Layout annotation data:
::::
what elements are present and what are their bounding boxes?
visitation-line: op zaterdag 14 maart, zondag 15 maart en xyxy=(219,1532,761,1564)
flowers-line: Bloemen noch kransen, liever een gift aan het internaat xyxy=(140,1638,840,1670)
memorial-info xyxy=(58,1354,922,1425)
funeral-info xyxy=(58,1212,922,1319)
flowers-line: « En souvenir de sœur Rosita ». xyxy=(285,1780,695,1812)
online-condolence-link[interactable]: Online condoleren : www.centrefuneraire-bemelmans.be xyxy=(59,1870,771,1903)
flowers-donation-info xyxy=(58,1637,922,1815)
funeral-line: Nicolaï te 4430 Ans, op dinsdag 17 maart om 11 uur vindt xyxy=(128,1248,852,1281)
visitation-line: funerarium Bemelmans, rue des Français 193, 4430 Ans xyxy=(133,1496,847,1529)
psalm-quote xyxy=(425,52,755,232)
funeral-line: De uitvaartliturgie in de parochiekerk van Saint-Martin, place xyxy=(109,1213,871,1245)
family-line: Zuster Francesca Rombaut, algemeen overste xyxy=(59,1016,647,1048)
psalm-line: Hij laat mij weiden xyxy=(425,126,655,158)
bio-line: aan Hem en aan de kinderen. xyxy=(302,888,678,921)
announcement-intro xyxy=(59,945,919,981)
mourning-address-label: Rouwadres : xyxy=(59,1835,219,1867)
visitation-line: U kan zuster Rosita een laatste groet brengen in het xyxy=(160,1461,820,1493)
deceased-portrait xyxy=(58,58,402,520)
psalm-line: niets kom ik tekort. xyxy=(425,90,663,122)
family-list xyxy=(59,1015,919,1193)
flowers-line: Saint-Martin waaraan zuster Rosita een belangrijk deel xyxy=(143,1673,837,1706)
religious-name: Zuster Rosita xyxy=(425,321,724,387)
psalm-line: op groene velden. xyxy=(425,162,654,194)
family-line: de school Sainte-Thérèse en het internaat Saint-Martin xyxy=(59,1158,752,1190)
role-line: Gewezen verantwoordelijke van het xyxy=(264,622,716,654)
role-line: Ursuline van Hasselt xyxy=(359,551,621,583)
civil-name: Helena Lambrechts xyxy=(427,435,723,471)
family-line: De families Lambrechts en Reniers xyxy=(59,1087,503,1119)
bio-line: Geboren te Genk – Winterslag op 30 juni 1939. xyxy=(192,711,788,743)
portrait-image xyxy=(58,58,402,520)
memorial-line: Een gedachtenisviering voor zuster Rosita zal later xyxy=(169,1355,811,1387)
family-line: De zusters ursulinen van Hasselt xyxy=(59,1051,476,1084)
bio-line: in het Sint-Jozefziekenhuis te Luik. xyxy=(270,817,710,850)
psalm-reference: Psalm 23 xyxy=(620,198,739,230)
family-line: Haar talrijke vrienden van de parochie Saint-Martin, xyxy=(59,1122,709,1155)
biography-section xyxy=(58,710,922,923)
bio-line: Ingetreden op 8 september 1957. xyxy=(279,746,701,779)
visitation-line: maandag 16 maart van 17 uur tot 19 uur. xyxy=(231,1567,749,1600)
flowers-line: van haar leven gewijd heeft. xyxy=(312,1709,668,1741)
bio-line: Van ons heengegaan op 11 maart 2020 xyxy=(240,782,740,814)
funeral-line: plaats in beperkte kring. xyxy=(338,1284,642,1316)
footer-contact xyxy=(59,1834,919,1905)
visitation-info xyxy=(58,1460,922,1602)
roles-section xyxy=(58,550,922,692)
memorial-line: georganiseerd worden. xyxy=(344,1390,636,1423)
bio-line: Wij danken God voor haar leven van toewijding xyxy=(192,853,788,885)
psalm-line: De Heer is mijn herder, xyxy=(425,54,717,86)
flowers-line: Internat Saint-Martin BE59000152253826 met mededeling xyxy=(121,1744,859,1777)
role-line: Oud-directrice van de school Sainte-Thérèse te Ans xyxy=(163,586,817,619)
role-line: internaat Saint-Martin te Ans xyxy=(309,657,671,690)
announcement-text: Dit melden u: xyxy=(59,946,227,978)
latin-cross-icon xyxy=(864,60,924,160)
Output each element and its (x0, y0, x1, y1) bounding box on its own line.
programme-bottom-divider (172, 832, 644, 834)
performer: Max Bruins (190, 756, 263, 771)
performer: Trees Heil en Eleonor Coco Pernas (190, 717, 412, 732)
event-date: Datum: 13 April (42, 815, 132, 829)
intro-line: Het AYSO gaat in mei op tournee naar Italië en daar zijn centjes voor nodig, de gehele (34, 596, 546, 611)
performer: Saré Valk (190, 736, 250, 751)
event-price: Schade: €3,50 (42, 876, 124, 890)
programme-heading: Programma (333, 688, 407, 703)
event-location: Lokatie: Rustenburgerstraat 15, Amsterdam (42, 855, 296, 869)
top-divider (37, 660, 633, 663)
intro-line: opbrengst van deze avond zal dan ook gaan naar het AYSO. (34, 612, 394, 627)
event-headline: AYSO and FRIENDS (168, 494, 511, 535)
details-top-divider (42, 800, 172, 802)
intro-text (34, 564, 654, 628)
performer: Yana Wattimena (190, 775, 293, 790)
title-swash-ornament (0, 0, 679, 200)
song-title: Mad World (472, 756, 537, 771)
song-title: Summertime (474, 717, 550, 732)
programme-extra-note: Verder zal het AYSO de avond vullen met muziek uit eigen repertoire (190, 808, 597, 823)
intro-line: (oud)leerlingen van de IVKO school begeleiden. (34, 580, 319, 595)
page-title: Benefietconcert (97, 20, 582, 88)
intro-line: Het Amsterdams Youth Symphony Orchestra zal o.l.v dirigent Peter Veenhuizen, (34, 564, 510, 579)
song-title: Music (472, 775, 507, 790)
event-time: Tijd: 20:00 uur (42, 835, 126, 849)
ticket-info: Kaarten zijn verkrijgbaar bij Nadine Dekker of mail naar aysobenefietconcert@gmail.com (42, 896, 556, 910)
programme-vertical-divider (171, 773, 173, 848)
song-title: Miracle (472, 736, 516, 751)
::::
Please lay out as a numbered list the lines from the first one through the line with "family-line: Zuster Francesca", including both, and leave out any blank lines.

1. what elements are present and what are their bounding boxes?
2. visitation-line: op zaterdag 14 maart, zondag 15 maart en xyxy=(219,1532,761,1564)
3. flowers-line: Bloemen noch kransen, liever een gift aan het internaat xyxy=(140,1638,840,1670)
4. memorial-info xyxy=(58,1354,922,1425)
5. funeral-info xyxy=(58,1212,922,1319)
6. flowers-line: « En souvenir de sœur Rosita ». xyxy=(285,1780,695,1812)
7. online-condolence-link[interactable]: Online condoleren : www.centrefuneraire-bemelmans.be xyxy=(59,1870,771,1903)
8. flowers-donation-info xyxy=(58,1637,922,1815)
9. funeral-line: Nicolaï te 4430 Ans, op dinsdag 17 maart om 11 uur vindt xyxy=(128,1248,852,1281)
10. visitation-line: funerarium Bemelmans, rue des Français 193, 4430 Ans xyxy=(133,1496,847,1529)
11. psalm-quote xyxy=(425,52,755,232)
12. funeral-line: De uitvaartliturgie in de parochiekerk van Saint-Martin, place xyxy=(109,1213,871,1245)
13. family-line: Zuster Francesca Rombaut, algemeen overste xyxy=(59,1016,647,1048)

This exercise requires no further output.